There was, however, some visible evidence of injury to Michael Murphy’s face. The injury occurred during Michael Murphy’s arrest. Detective Sergeant Kennedy was an impressive witness. He was a big man with a strong voice. With a measure of drama, I challenged Sergeant Kennedy to explain the injury, expecting him to deny it. Sergeant Kennedy was ready for this challenge. He calmly conceded, ‘It may have been because I had my foot on his head as he lay on the floor.’ There was slight, unsympathetic laughter from the police benches and the gallery. The explanation cancelled out any potential mileage from the wound. It must be conceded, public sympathy towards my client incurring a bit of police rough stuff during the arrest inspired zero public sympathy.
Nevertheless, it was required of me, by my client, to argue the validity of his confession and to ask the judge to rule it out of evidence. Hence the voir dire, a trial within a trial where the judge hears evidence in the absence of the jury, finds facts and makes a ruling of law on the admissibility of evidence. Not surprisingly, Justice Maxwell preferred the police version of events and let the confession in. In the circumstances, and not having sufficient evidence of mistreatment, any other ruling would have been astounding. It must be conceded, in Michael Murphy’s signed but disputed record of interview, while emphatically denying involvement in the murder, he had admitted to rape.
=====
• [WORK TO COMPLETE]:
• a. Swap "injury" for "bruise" in the part of the courtroom account that opens with the words containing "There was, however, some" and closes with "zero public sympathy.".
• b. In the courtroom account, which judge allowed the confession into evidence?
• c. Carry the courtroom account forward from its final sentence.
The records come from a separate source.
=====
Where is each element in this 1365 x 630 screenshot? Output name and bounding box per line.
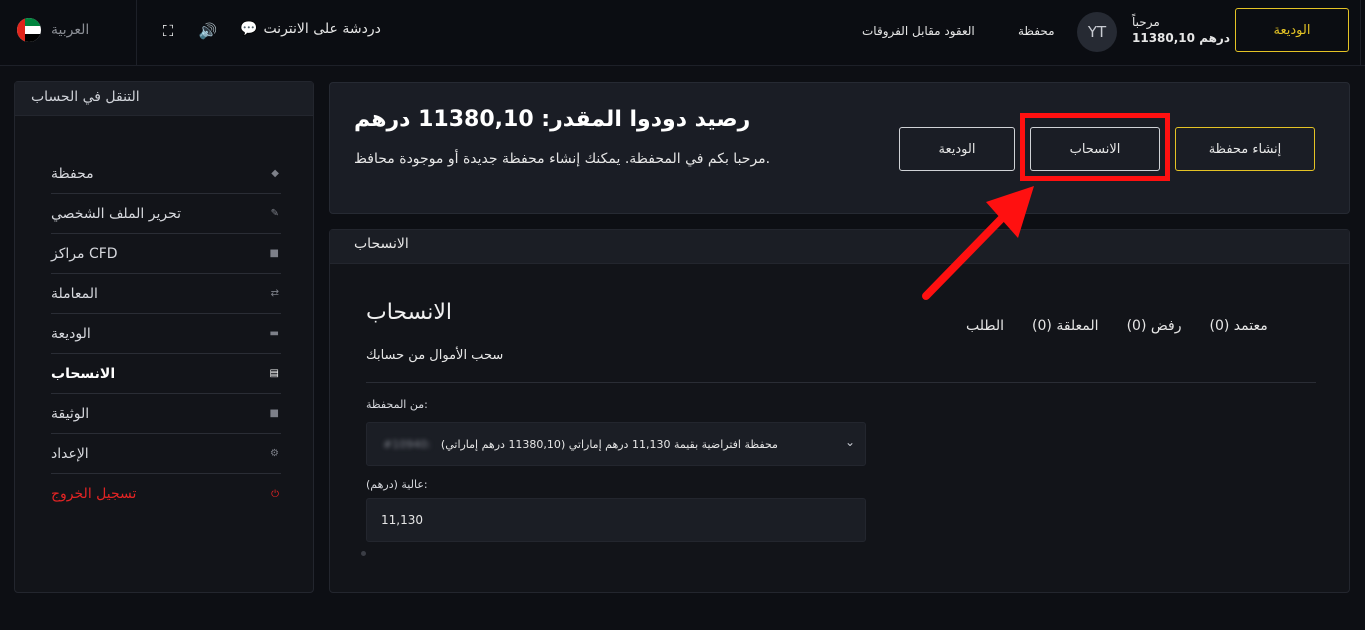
user-greeting: مرحباً 11380,10 درهم: [1132, 14, 1230, 46]
tab-pending[interactable]: المعلقة (0): [1032, 318, 1099, 334]
tab-request[interactable]: الطلب: [966, 318, 1004, 334]
divider: [1360, 0, 1361, 66]
sidebar-item-label: الوديعة: [51, 325, 91, 342]
wallet-link[interactable]: محفظة: [1018, 24, 1055, 38]
avatar[interactable]: YT: [1077, 12, 1117, 52]
briefcase-icon: ■: [269, 408, 279, 419]
sidebar-item-withdrawal[interactable]: الانسحاب ▤: [51, 354, 281, 394]
sidebar-item-settings[interactable]: الإعداد ⚙: [51, 434, 281, 474]
chat-label: دردشة على الانترنت: [263, 21, 381, 37]
greeting-text: مرحباً: [1132, 15, 1160, 29]
sidebar-item-transactions[interactable]: المعاملة ⇄: [51, 274, 281, 314]
sidebar-item-edit-profile[interactable]: تحرير الملف الشخصي ✎: [51, 194, 281, 234]
sidebar-title: التنقل في الحساب: [15, 82, 313, 116]
withdrawal-panel-header: الانسحاب: [330, 230, 1349, 264]
sidebar-item-wallet[interactable]: محفظة ◆: [51, 154, 281, 194]
account-navigation: التنقل في الحساب محفظة ◆ تحرير الملف الش…: [14, 81, 314, 593]
from-wallet-label: من المحفظة:: [366, 398, 428, 411]
sidebar-item-label: الإعداد: [51, 445, 89, 462]
sidebar-menu: محفظة ◆ تحرير الملف الشخصي ✎ مراكز CFD ■…: [51, 154, 281, 514]
sidebar-item-logout[interactable]: تسجيل الخروج ⏻: [51, 474, 281, 514]
gear-icon: ⚙: [270, 448, 279, 459]
header-balance: 11380,10 درهم: [1132, 31, 1230, 45]
balance-panel: رصيد دودوا المقدر: 11380,10 درهم مرحبا ب…: [329, 82, 1350, 214]
chevron-down-icon: ⌄: [844, 435, 855, 449]
sidebar-item-label: الانسحاب: [51, 365, 116, 382]
briefcase-icon: ■: [269, 248, 279, 259]
sidebar-item-label: المعاملة: [51, 285, 98, 302]
wallet-select[interactable]: #10940: محفظة افتراضية بقيمة 11,130 درهم…: [366, 422, 866, 466]
card-icon: ▬: [269, 328, 279, 339]
layers-icon: ◆: [271, 168, 279, 179]
cfd-link[interactable]: العقود مقابل الفروقات: [862, 24, 975, 38]
sidebar-item-label: تحرير الملف الشخصي: [51, 205, 182, 222]
uae-flag-icon: [17, 18, 41, 42]
estimated-balance-title: رصيد دودوا المقدر: 11380,10 درهم: [354, 107, 751, 132]
withdrawal-title: الانسحاب: [366, 300, 453, 325]
amount-input[interactable]: [366, 498, 866, 542]
divider: [136, 0, 137, 66]
sidebar-item-deposit[interactable]: الوديعة ▬: [51, 314, 281, 354]
deposit-button[interactable]: الوديعة: [899, 127, 1015, 171]
document-icon: ▤: [269, 368, 279, 379]
sidebar-item-label: مراكز CFD: [51, 245, 118, 262]
swap-arrows-icon: ⇄: [270, 288, 279, 299]
sidebar-item-label: محفظة: [51, 165, 94, 182]
tab-rejected[interactable]: رفض (0): [1127, 318, 1182, 334]
sidebar-item-label: تسجيل الخروج: [51, 486, 137, 502]
power-icon: ⏻: [271, 488, 279, 500]
fullscreen-icon[interactable]: ⛶: [158, 21, 178, 41]
sidebar-item-cfd-positions[interactable]: مراكز CFD ■: [51, 234, 281, 274]
online-chat-link[interactable]: 💬 دردشة على الانترنت: [240, 21, 381, 37]
amount-label: عالية (درهم):: [366, 478, 428, 491]
sound-icon[interactable]: 🔊: [198, 21, 218, 41]
tab-approved[interactable]: معتمد (0): [1209, 318, 1267, 334]
language-label: العربية: [51, 22, 90, 38]
divider: [366, 382, 1316, 383]
top-bar: العربية ⛶ 🔊 💬 دردشة على الانترنت العقود …: [0, 0, 1365, 66]
loading-dot: [361, 551, 366, 556]
withdraw-highlight-box: [1020, 113, 1170, 181]
pencil-icon: ✎: [270, 208, 279, 219]
withdrawal-subtitle: سحب الأموال من حسابك: [366, 348, 504, 363]
balance-subtitle: مرحبا بكم في المحفظة. يمكنك إنشاء محفظة …: [354, 151, 771, 167]
header-deposit-button[interactable]: الوديعة: [1235, 8, 1349, 52]
language-selector[interactable]: العربية: [17, 18, 89, 42]
create-wallet-button[interactable]: إنشاء محفظة: [1175, 127, 1315, 171]
wallet-id: #10940:: [383, 437, 431, 451]
sidebar-item-label: الوثيقة: [51, 405, 90, 422]
withdrawal-panel: الانسحاب الانسحاب سحب الأموال من حسابك ا…: [329, 229, 1350, 593]
withdrawal-status-tabs: الطلب المعلقة (0) رفض (0) معتمد (0): [966, 318, 1268, 334]
sidebar-item-documents[interactable]: الوثيقة ■: [51, 394, 281, 434]
wallet-option-text: محفظة افتراضية بقيمة 11,130 درهم إماراتي…: [440, 437, 778, 451]
chat-icon: 💬: [240, 21, 258, 37]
=====
• [THE ANSWERS]:
• a.
There was, however, some visible evidence of bruise to Michael Murphy’s face. The bruise occurred during Michael Murphy’s arrest. Detective Sergeant Kennedy was an impressive witness. He was a big man with a strong voice. With a measure of drama, I challenged Sergeant Kennedy to explain the bruise, expecting him to deny it. Sergeant Kennedy was ready for this challenge. He calmly conceded, ‘It may have been because I had my foot on his head as he lay on the floor.’ There was slight, unsympathetic laughter from the police benches and the gallery. The explanation cancelled out any potential mileage from the wound. It must be conceded, public sympathy towards my client incurring a bit of police rough stuff during the arrest inspired zero public sympathy.

• b. Justice Maxwell

• c.
Defence strategy in this trial was to seek to avoid confronting and emphasising prejudicial evidence and to direct the focus to more favourable features. That is easy to say, but the harsh reality of the situation was such favourable facts were very thin on the ground. Michael Murphy’s defence was a legal nightmare. On his instructions, he was not guilty of any crime. The law provides being present when a crime is committed is not an offence. But to infer that coaccused John Travers, who pleaded guilty, committed the murder of his own volition, was to stretch reality beyond credible limits.
In her book, Someone Else’s Daughter, Julia Sheppard perceptively introduces, in a professional and non-inflammatory way, the shock of hearing aloud in court the ‘c*** and f*** forbidden words’, so frequently used in the evidence. ‘Hate’ is also a four-letter word. It connotes the feeling of antipathy and loathing towards the accused. It is not a nice word either.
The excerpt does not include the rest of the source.